>>>>
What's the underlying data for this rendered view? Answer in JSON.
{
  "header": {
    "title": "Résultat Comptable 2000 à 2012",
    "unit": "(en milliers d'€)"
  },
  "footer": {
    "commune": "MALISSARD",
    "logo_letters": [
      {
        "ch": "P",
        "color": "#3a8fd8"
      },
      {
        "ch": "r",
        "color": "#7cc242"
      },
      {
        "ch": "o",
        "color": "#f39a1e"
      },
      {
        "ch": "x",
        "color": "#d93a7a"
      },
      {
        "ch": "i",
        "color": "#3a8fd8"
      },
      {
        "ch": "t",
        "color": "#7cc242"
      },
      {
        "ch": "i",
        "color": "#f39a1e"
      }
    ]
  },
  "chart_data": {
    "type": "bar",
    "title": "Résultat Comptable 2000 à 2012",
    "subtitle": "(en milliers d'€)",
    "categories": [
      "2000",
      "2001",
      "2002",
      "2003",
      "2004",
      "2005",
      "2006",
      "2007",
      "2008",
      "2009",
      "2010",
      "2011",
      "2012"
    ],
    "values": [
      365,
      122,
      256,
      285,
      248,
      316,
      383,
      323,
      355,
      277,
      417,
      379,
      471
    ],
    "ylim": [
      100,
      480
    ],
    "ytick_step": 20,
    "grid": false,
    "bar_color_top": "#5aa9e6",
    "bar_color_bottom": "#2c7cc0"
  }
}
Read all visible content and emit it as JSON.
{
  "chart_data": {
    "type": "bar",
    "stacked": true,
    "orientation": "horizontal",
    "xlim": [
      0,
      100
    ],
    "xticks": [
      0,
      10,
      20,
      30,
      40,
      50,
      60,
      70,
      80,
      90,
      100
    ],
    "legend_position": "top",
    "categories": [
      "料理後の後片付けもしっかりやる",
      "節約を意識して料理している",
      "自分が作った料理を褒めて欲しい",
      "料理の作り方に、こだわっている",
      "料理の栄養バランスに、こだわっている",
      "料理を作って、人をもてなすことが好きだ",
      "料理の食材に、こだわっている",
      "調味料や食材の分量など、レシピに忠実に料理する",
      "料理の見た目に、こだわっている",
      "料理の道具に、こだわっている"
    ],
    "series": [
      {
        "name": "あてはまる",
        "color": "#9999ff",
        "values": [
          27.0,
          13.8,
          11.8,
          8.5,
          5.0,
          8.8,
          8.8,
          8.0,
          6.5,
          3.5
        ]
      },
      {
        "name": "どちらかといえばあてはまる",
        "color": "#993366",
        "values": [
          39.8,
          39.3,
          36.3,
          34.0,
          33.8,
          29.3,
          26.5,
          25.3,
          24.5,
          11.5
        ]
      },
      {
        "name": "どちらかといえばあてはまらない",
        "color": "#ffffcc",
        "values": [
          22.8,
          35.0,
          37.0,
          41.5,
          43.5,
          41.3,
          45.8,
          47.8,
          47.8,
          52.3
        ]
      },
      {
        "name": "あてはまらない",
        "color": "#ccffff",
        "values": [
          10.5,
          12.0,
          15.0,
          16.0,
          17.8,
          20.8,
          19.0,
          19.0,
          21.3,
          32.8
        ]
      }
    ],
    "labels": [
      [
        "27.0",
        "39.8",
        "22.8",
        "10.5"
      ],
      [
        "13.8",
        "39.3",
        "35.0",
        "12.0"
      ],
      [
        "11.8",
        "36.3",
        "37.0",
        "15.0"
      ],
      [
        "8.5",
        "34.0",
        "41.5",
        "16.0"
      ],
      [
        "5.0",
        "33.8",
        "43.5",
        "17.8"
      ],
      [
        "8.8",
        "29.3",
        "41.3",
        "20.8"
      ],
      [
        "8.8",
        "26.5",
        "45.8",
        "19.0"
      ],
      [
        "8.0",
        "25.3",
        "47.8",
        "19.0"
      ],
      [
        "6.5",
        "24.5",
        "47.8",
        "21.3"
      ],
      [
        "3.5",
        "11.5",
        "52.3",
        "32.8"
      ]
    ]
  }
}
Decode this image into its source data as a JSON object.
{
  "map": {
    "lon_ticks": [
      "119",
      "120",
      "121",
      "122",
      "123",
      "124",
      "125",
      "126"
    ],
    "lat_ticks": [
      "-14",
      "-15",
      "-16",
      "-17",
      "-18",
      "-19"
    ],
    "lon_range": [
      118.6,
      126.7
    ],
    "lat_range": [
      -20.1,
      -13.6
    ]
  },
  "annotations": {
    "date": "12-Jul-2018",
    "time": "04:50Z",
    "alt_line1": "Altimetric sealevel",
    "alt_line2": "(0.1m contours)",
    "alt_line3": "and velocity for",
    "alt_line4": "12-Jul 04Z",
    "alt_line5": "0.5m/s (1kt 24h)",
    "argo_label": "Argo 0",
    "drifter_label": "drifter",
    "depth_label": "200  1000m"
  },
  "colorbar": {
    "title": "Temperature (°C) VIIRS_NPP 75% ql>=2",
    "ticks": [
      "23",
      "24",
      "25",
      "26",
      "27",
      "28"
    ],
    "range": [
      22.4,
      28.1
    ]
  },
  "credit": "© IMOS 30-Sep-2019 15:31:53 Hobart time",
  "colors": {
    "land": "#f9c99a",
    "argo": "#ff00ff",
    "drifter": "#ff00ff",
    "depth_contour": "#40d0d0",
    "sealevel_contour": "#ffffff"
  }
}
<<<<
• **SET PROBLEM**
Copy all lines from the material that include "this".

• **CORRECT RESPONSE**
What's the underlying data for this rendered view? Answer in JSON.
Decode this image into its source data as a JSON object.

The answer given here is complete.